• INSTRUCTIONS FOR THE TASK
The records that follow are to be transcribed in full, without their images.

• SUPPLIED RECORDS
########
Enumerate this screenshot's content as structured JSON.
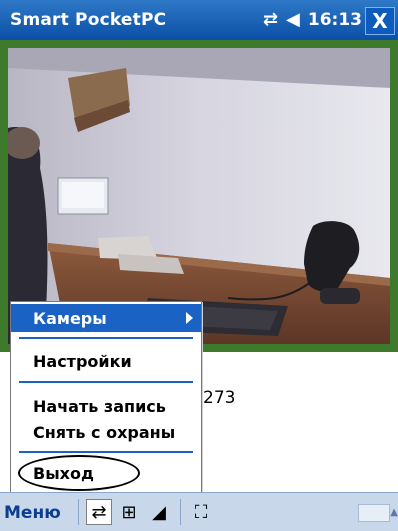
{
  "titlebar": {
    "title": "Smart PocketPC",
    "time": "16:13",
    "icons": [
      "connectivity-icon",
      "volume-icon"
    ],
    "close_label": "X"
  },
  "main": {
    "info_text": "273"
  },
  "popup_menu": {
    "items": [
      {
        "label": "Камеры",
        "has_submenu": true,
        "selected": true
      },
      {
        "label": "Настройки"
      },
      {
        "label": "Начать запись"
      },
      {
        "label": "Снять с охраны"
      },
      {
        "label": "Выход"
      }
    ]
  },
  "menubar": {
    "menu_label": "Меню",
    "tools": [
      "swap-arrows-icon",
      "fit-screen-icon",
      "signal-icon",
      "fullscreen-icon",
      "keyboard-icon"
    ]
  },
  "colors": {
    "titlebar": "#0a4fa5",
    "accent": "#1a63c4",
    "frame": "#3e7a2c",
    "menubar": "#c8d7ea"
  }
}
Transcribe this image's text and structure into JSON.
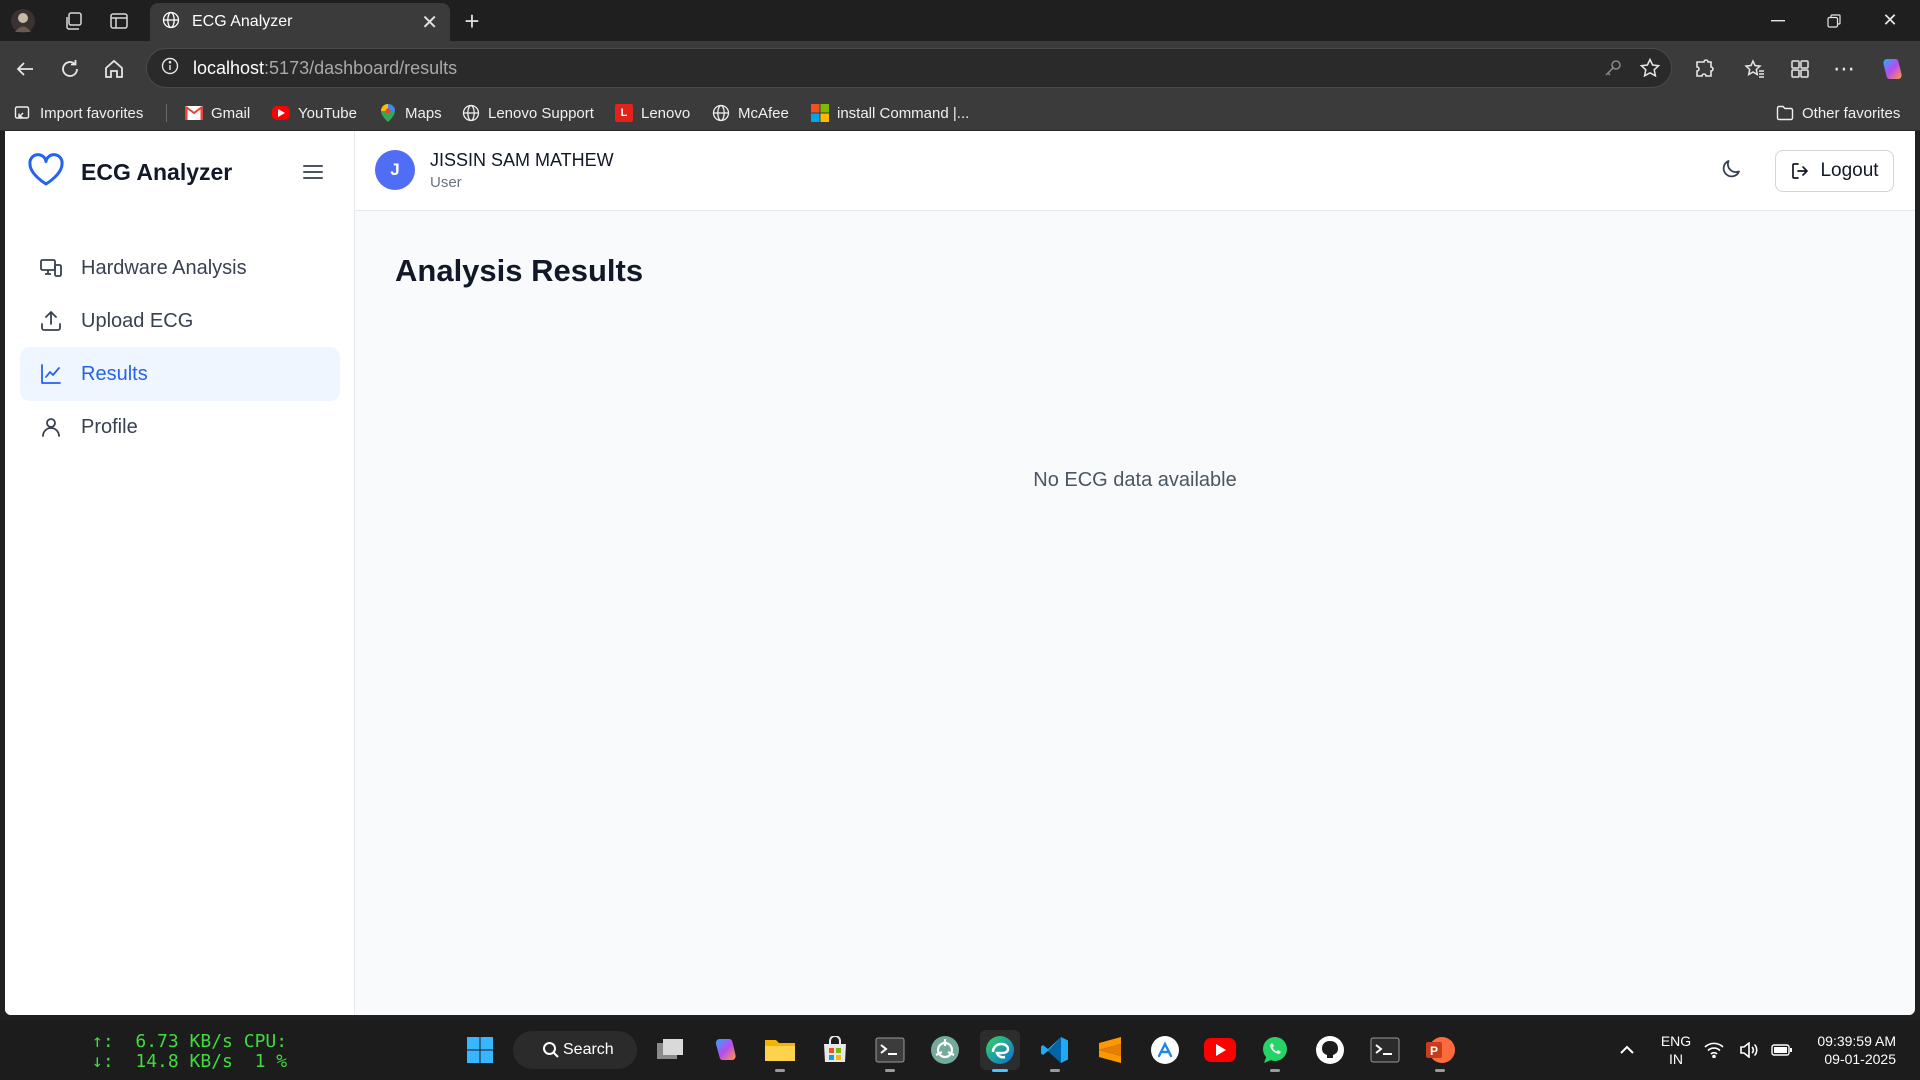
{
  "browser": {
    "tab_title": "ECG Analyzer",
    "url_host": "localhost",
    "url_path": ":5173/dashboard/results",
    "bookmarks": [
      {
        "label": "Import favorites",
        "icon": "import-icon"
      },
      {
        "label": "Gmail",
        "icon": "gmail-icon",
        "color": "#ea4335"
      },
      {
        "label": "YouTube",
        "icon": "youtube-icon",
        "color": "#ff0000"
      },
      {
        "label": "Maps",
        "icon": "maps-icon",
        "color": "#34a853"
      },
      {
        "label": "Lenovo Support",
        "icon": "globe-icon"
      },
      {
        "label": "Lenovo",
        "icon": "lenovo-icon",
        "color": "#e2231a"
      },
      {
        "label": "McAfee",
        "icon": "globe-icon"
      },
      {
        "label": "install Command |...",
        "icon": "microsoft-icon"
      }
    ],
    "other_favorites": "Other favorites"
  },
  "app": {
    "brand_name": "ECG Analyzer",
    "accent_color": "#2563eb",
    "sidebar": {
      "items": [
        {
          "label": "Hardware Analysis",
          "icon": "devices-icon",
          "active": false
        },
        {
          "label": "Upload ECG",
          "icon": "upload-icon",
          "active": false
        },
        {
          "label": "Results",
          "icon": "line-chart-icon",
          "active": true
        },
        {
          "label": "Profile",
          "icon": "user-icon",
          "active": false
        }
      ]
    },
    "header": {
      "avatar_initial": "J",
      "user_name": "JISSIN SAM MATHEW",
      "user_role": "User",
      "logout_label": "Logout"
    },
    "main": {
      "title": "Analysis Results",
      "empty_message": "No ECG data available"
    }
  },
  "taskbar": {
    "net_up": "6.73 KB/s",
    "net_down": "14.8 KB/s",
    "cpu_label": "CPU:",
    "cpu_value": "1 %",
    "search_label": "Search",
    "lang_top": "ENG",
    "lang_bottom": "IN",
    "time": "09:39:59 AM",
    "date": "09-01-2025"
  }
}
########
• OUTPUT OF THE EXERCISE
Enumerate this screenshot's content as structured JSON.
{
  "titlebar": {
    "title": "Smart PocketPC",
    "time": "16:13",
    "icons": [
      "connectivity-icon",
      "volume-icon"
    ],
    "close_label": "X"
  },
  "main": {
    "info_text": "273"
  },
  "popup_menu": {
    "items": [
      {
        "label": "Камеры",
        "has_submenu": true,
        "selected": true
      },
      {
        "label": "Настройки"
      },
      {
        "label": "Начать запись"
      },
      {
        "label": "Снять с охраны"
      },
      {
        "label": "Выход"
      }
    ]
  },
  "menubar": {
    "menu_label": "Меню",
    "tools": [
      "swap-arrows-icon",
      "fit-screen-icon",
      "signal-icon",
      "fullscreen-icon",
      "keyboard-icon"
    ]
  },
  "colors": {
    "titlebar": "#0a4fa5",
    "accent": "#1a63c4",
    "frame": "#3e7a2c",
    "menubar": "#c8d7ea"
  }
}
Transcribe this image's text and structure into JSON.
{
  "browser": {
    "tab_title": "ECG Analyzer",
    "url_host": "localhost",
    "url_path": ":5173/dashboard/results",
    "bookmarks": [
      {
        "label": "Import favorites",
        "icon": "import-icon"
      },
      {
        "label": "Gmail",
        "icon": "gmail-icon",
        "color": "#ea4335"
      },
      {
        "label": "YouTube",
        "icon": "youtube-icon",
        "color": "#ff0000"
      },
      {
        "label": "Maps",
        "icon": "maps-icon",
        "color": "#34a853"
      },
      {
        "label": "Lenovo Support",
        "icon": "globe-icon"
      },
      {
        "label": "Lenovo",
        "icon": "lenovo-icon",
        "color": "#e2231a"
      },
      {
        "label": "McAfee",
        "icon": "globe-icon"
      },
      {
        "label": "install Command |...",
        "icon": "microsoft-icon"
      }
    ],
    "other_favorites": "Other favorites"
  },
  "app": {
    "brand_name": "ECG Analyzer",
    "accent_color": "#2563eb",
    "sidebar": {
      "items": [
        {
          "label": "Hardware Analysis",
          "icon": "devices-icon",
          "active": false
        },
        {
          "label": "Upload ECG",
          "icon": "upload-icon",
          "active": false
        },
        {
          "label": "Results",
          "icon": "line-chart-icon",
          "active": true
        },
        {
          "label": "Profile",
          "icon": "user-icon",
          "active": false
        }
      ]
    },
    "header": {
      "avatar_initial": "J",
      "user_name": "JISSIN SAM MATHEW",
      "user_role": "User",
      "logout_label": "Logout"
    },
    "main": {
      "title": "Analysis Results",
      "empty_message": "No ECG data available"
    }
  },
  "taskbar": {
    "net_up": "6.73 KB/s",
    "net_down": "14.8 KB/s",
    "cpu_label": "CPU:",
    "cpu_value": "1 %",
    "search_label": "Search",
    "lang_top": "ENG",
    "lang_bottom": "IN",
    "time": "09:39:59 AM",
    "date": "09-01-2025"
  }
}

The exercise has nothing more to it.